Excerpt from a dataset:
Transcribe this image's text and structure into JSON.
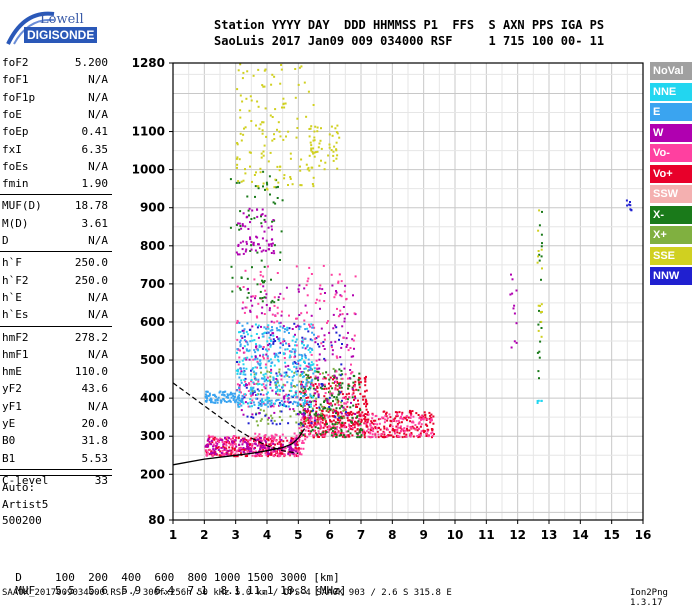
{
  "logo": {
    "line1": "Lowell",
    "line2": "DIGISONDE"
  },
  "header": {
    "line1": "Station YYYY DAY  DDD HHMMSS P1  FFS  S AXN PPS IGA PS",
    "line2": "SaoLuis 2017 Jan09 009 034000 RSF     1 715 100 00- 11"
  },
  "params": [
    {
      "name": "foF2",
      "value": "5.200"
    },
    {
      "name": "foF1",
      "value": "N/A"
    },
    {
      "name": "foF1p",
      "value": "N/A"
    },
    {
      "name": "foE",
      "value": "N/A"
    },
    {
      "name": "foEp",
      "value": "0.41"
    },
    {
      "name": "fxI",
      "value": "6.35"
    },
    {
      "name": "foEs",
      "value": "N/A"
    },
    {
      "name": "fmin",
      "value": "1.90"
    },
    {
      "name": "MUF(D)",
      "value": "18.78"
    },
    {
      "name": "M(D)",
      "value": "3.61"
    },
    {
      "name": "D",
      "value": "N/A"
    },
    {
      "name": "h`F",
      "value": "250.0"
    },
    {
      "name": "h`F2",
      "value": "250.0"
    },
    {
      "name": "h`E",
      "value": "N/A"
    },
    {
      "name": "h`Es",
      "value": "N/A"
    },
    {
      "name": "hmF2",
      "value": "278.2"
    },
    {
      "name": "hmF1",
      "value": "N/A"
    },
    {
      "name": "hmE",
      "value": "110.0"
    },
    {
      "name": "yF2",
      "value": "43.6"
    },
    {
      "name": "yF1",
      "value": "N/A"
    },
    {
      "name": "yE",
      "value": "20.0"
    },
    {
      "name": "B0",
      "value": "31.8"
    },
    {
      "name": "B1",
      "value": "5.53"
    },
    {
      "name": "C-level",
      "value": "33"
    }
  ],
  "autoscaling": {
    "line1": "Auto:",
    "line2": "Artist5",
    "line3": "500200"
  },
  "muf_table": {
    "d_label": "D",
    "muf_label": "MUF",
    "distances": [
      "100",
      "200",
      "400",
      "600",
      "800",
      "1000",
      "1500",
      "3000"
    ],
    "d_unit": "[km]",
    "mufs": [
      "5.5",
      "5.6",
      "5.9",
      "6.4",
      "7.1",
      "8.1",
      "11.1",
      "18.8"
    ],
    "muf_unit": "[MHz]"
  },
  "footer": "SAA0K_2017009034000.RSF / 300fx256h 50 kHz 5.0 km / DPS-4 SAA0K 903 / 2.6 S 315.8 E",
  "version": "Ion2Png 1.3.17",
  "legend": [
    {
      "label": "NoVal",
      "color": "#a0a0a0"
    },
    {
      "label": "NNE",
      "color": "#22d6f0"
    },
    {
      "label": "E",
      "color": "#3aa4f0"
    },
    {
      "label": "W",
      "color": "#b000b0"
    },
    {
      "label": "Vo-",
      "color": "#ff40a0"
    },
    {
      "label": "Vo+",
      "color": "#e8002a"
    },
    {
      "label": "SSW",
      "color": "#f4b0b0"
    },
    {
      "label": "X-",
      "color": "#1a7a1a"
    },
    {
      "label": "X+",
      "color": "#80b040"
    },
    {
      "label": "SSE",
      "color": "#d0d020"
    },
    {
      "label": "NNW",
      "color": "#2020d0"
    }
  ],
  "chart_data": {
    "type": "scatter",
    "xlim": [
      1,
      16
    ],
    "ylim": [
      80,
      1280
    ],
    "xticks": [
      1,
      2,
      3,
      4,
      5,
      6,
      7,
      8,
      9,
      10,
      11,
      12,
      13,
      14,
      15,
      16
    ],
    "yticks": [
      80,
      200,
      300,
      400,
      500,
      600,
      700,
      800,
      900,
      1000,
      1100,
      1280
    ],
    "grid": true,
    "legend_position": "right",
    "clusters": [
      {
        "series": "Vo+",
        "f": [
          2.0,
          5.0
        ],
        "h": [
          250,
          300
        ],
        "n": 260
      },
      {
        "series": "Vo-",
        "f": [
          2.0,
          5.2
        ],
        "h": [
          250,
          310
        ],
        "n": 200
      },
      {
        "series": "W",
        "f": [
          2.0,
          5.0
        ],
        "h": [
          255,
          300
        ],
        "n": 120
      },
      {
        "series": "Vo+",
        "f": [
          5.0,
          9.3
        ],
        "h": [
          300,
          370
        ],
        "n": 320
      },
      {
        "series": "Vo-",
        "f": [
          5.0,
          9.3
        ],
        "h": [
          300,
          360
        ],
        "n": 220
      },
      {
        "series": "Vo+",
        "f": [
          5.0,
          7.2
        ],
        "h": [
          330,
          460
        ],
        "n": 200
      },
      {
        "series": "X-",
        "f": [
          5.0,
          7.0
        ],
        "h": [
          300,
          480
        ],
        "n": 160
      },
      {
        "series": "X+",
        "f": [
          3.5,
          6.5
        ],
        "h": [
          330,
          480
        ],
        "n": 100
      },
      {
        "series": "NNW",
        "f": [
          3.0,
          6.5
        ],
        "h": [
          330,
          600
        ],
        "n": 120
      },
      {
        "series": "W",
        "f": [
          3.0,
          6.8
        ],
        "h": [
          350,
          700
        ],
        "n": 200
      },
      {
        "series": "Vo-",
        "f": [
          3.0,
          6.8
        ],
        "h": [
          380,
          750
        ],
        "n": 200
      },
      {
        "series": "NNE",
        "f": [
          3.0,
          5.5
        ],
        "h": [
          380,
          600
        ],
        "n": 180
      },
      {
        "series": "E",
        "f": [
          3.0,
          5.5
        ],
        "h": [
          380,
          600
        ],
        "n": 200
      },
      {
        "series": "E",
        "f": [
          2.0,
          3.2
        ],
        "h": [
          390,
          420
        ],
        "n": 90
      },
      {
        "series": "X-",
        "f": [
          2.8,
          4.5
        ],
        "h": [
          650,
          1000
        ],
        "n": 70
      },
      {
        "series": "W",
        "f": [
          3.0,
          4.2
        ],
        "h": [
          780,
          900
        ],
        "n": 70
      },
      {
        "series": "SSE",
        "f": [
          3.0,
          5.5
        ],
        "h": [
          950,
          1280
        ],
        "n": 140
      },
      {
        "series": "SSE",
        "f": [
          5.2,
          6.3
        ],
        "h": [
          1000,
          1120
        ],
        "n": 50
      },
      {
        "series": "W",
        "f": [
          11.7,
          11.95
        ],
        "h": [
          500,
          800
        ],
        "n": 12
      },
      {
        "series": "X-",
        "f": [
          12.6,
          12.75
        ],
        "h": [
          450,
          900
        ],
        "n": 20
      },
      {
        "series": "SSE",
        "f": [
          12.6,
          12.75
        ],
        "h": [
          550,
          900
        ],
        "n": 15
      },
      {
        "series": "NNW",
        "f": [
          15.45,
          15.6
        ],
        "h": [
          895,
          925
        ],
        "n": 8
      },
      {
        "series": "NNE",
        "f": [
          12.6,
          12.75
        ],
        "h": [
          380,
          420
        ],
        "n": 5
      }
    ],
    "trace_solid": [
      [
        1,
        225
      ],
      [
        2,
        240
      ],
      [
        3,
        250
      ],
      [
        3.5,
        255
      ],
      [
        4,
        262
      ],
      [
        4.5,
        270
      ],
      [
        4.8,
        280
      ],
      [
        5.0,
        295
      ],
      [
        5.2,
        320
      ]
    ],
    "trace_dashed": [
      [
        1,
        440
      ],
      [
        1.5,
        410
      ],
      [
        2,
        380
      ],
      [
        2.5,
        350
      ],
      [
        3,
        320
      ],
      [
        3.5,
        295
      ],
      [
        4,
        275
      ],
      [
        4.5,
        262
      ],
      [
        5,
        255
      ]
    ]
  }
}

* * *

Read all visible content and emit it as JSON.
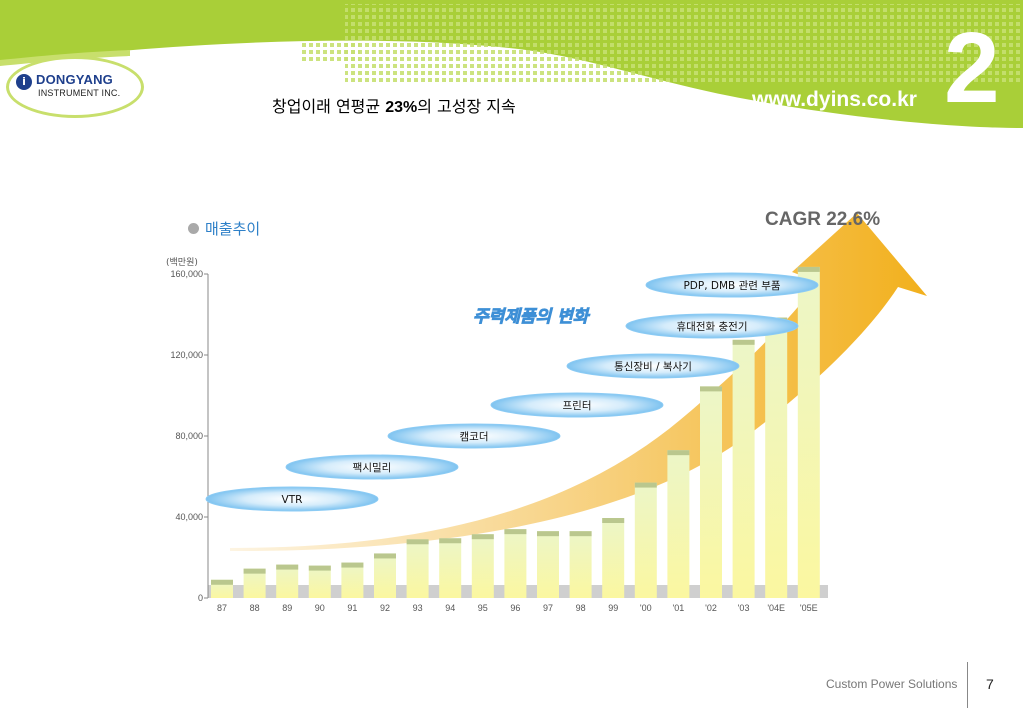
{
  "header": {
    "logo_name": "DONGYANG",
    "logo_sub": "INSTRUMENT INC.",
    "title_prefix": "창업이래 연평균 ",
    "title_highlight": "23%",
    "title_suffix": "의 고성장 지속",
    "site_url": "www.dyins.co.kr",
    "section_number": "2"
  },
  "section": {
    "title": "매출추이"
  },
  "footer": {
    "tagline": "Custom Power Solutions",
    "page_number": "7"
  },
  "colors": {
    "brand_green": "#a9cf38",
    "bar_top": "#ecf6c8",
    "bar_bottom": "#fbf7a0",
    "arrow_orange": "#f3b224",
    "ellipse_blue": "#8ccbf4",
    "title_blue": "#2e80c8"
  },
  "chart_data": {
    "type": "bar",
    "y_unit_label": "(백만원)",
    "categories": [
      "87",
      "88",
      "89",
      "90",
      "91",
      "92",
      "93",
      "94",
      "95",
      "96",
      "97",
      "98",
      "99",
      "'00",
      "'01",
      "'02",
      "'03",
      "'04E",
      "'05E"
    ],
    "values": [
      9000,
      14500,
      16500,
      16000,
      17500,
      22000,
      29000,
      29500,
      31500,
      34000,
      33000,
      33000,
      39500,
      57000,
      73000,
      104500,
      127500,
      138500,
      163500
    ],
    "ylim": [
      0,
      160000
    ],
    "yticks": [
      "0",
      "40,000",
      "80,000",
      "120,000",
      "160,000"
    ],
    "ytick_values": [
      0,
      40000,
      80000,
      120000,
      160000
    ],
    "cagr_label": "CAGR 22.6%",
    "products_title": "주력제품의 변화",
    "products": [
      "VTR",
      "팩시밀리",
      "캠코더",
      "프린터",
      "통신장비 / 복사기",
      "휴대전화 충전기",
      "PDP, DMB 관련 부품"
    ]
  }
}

● **GOAL OF THE EXERCISE**: What is the number of lines holding the word "footer"? State it alone.

● **FINAL RESULT**: 2